*Exercise prompt*
In the material below, count the lines with the word "MUZERAY" and state that number only.

[Collected data]

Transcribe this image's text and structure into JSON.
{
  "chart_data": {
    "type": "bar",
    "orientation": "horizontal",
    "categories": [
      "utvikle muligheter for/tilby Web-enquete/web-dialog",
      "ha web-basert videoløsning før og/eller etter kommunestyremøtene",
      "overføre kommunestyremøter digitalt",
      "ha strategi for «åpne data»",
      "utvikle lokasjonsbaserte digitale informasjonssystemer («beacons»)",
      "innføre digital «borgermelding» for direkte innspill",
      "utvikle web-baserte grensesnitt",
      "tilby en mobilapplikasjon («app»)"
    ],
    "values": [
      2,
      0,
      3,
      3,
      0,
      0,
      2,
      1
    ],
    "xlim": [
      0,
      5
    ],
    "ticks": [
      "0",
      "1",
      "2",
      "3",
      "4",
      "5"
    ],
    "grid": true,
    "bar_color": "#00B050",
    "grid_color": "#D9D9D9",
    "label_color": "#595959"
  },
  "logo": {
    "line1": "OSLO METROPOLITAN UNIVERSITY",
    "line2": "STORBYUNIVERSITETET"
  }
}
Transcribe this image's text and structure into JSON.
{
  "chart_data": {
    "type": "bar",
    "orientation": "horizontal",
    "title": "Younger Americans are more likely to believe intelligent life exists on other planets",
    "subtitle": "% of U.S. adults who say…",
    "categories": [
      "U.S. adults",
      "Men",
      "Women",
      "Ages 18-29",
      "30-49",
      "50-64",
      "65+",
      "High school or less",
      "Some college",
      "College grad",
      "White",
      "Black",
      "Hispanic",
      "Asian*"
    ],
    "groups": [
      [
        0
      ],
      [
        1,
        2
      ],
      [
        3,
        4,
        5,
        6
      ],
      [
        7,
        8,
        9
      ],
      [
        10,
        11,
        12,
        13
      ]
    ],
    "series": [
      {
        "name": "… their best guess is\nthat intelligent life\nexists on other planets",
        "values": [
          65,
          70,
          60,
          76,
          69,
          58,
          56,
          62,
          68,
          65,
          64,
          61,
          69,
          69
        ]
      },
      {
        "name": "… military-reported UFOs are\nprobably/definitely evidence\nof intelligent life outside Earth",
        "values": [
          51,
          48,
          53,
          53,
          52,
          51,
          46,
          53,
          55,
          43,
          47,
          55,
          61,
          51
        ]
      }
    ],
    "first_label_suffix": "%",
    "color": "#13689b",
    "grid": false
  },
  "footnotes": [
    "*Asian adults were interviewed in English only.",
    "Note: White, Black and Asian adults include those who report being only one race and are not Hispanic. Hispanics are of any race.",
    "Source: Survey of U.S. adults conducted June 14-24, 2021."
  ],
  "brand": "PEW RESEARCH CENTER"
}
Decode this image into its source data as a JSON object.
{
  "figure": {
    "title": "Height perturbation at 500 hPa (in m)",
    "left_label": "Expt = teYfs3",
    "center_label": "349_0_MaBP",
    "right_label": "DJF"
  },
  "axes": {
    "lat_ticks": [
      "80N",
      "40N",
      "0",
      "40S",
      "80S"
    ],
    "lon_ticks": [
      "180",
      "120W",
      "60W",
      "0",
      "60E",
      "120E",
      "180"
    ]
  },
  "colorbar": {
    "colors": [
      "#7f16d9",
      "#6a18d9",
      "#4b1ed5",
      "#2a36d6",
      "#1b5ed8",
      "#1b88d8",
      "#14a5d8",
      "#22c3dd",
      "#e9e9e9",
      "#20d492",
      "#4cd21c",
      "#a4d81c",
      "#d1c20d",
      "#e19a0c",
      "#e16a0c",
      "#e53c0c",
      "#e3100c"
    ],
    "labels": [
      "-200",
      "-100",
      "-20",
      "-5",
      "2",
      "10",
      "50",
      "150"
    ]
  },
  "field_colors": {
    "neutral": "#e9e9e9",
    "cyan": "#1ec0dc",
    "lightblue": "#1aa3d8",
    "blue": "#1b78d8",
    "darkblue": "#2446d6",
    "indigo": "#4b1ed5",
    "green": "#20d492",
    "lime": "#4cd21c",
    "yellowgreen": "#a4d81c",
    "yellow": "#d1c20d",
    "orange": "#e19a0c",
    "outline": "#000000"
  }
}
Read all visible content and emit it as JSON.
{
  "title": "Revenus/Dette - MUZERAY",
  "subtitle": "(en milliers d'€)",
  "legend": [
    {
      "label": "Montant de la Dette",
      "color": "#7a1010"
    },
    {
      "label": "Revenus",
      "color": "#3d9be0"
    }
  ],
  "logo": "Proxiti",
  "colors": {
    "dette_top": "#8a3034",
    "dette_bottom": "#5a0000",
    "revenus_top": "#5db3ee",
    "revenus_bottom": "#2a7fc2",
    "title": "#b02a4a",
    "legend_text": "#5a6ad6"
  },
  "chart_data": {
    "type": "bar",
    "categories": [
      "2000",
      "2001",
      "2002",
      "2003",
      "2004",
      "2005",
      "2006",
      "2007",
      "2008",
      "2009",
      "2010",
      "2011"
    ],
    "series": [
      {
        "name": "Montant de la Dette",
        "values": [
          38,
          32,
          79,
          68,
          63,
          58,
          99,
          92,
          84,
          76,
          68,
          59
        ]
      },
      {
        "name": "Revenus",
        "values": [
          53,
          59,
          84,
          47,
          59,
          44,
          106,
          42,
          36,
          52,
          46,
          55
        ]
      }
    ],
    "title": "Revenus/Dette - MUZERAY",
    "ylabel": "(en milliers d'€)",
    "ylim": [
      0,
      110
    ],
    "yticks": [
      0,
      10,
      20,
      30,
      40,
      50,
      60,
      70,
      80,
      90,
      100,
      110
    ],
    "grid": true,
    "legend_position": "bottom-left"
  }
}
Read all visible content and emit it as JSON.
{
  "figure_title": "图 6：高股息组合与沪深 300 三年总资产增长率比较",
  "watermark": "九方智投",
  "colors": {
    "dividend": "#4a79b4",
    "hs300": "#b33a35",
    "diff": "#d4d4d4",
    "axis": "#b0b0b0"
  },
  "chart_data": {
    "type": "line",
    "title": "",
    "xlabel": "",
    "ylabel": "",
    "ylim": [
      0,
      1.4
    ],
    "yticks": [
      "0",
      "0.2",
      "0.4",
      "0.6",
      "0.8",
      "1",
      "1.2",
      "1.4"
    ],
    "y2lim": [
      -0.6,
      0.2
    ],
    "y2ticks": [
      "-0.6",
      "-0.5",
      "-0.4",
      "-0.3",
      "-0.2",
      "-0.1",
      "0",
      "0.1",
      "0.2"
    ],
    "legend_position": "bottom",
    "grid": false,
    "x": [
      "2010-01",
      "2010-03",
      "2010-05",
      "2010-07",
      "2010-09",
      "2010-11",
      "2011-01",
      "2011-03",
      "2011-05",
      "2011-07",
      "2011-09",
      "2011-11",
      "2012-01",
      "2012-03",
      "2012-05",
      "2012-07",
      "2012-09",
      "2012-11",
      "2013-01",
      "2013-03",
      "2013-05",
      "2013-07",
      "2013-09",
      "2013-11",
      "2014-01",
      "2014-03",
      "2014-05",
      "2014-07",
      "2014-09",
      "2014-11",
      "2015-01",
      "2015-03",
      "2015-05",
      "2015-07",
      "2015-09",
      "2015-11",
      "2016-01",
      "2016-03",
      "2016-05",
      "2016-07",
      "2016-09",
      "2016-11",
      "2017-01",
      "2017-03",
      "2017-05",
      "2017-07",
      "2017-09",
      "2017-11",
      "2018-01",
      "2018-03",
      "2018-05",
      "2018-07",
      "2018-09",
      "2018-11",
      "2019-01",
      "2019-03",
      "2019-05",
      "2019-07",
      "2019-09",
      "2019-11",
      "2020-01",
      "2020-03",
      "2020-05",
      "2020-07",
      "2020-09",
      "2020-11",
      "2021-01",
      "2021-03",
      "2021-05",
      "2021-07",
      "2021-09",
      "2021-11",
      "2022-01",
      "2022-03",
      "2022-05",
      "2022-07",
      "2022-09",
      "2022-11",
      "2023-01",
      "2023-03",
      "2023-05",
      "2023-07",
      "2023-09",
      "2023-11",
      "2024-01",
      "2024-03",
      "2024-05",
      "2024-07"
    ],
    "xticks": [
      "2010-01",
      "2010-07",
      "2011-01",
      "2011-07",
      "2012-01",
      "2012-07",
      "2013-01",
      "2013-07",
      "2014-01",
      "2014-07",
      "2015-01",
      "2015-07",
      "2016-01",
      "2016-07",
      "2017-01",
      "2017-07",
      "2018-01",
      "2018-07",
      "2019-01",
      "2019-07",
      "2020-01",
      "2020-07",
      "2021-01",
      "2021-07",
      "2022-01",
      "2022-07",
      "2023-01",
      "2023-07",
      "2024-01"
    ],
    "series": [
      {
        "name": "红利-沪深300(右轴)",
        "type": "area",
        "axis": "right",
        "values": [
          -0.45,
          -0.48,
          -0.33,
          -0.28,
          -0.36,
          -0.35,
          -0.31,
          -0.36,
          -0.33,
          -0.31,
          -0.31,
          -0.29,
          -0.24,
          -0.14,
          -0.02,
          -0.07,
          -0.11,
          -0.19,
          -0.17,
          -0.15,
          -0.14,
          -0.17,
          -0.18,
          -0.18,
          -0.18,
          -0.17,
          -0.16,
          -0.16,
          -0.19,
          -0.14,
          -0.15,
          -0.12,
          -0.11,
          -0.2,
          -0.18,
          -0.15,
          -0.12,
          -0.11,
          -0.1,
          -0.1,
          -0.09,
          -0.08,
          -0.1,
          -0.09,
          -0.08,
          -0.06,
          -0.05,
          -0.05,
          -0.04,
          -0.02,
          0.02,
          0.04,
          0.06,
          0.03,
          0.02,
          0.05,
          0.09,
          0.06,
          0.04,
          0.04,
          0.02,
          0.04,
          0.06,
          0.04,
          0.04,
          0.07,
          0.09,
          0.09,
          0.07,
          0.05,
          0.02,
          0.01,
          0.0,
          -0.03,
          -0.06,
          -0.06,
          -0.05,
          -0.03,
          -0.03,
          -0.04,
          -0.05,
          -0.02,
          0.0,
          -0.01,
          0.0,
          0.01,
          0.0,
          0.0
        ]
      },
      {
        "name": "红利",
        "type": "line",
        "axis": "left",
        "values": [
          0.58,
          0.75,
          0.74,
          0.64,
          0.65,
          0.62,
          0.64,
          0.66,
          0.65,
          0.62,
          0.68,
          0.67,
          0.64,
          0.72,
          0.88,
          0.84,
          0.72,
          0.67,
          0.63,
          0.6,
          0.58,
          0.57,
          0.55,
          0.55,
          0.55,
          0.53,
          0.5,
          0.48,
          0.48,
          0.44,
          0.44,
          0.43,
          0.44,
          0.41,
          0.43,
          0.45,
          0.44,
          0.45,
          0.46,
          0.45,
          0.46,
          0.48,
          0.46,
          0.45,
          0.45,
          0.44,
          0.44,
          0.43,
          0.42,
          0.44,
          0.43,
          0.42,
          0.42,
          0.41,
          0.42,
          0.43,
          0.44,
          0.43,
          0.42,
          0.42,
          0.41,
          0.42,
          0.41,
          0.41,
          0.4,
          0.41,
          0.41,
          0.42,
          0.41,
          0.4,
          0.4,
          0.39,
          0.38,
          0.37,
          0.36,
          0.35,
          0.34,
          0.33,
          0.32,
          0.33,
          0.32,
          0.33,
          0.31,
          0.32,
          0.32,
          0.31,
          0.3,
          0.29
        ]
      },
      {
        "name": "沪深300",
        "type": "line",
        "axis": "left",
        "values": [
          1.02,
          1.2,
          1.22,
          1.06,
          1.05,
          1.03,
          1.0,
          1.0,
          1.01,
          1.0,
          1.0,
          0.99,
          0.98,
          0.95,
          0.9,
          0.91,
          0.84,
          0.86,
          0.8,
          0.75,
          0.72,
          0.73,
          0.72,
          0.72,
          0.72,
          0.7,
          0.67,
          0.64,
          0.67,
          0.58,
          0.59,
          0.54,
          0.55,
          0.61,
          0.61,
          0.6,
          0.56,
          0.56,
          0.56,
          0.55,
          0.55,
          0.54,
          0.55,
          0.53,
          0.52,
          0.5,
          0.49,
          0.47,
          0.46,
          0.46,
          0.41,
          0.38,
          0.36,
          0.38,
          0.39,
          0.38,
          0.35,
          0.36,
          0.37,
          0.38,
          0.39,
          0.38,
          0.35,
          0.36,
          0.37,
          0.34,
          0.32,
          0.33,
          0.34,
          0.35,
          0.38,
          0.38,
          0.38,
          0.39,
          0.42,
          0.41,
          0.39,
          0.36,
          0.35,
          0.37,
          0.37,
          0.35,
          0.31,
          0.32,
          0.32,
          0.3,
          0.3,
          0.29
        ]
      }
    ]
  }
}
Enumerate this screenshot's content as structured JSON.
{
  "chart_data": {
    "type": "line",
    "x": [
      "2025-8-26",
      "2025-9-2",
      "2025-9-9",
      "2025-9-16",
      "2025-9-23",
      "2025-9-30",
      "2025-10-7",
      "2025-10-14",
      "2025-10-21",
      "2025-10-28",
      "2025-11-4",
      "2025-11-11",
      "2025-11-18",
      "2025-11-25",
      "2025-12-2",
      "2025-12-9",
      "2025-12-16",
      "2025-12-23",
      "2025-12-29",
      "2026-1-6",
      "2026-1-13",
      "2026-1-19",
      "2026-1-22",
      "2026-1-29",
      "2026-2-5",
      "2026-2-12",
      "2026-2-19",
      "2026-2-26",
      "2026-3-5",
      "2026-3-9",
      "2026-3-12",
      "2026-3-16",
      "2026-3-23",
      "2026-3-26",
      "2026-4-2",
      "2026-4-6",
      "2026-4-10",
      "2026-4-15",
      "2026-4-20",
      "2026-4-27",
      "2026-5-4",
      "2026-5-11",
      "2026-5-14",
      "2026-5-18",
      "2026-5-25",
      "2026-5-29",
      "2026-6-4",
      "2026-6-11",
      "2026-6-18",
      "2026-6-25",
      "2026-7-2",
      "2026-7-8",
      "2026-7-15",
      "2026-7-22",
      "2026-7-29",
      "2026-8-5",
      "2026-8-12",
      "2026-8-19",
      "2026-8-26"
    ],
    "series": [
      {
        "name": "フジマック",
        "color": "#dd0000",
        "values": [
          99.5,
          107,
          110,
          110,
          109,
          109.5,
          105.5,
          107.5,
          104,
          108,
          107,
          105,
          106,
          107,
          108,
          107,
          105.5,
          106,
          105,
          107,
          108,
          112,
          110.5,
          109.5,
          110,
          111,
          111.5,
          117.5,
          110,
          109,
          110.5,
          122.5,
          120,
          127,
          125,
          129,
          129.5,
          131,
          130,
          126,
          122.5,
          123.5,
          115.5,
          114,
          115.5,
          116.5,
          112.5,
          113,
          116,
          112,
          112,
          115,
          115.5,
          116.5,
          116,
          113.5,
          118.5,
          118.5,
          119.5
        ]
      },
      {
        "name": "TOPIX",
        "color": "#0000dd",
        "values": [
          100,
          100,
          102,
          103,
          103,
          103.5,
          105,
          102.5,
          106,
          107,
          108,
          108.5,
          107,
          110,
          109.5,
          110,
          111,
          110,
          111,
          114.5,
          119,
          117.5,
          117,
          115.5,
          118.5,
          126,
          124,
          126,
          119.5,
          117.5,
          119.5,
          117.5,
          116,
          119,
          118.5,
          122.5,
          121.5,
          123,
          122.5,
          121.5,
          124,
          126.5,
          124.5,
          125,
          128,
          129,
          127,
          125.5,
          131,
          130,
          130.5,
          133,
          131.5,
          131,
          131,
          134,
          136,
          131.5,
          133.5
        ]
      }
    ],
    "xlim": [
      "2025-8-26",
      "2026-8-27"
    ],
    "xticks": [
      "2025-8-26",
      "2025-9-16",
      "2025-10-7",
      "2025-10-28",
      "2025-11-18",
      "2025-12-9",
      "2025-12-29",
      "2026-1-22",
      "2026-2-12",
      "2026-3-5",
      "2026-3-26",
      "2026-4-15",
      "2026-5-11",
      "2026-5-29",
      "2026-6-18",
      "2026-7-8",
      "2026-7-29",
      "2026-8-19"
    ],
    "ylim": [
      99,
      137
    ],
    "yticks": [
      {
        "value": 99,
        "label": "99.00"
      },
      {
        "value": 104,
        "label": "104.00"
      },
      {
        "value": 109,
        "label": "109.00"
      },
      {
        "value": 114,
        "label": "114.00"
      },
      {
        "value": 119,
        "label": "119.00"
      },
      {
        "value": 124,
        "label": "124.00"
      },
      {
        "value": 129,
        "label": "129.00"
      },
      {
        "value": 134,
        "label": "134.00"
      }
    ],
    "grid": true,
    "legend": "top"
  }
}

*Output below*
2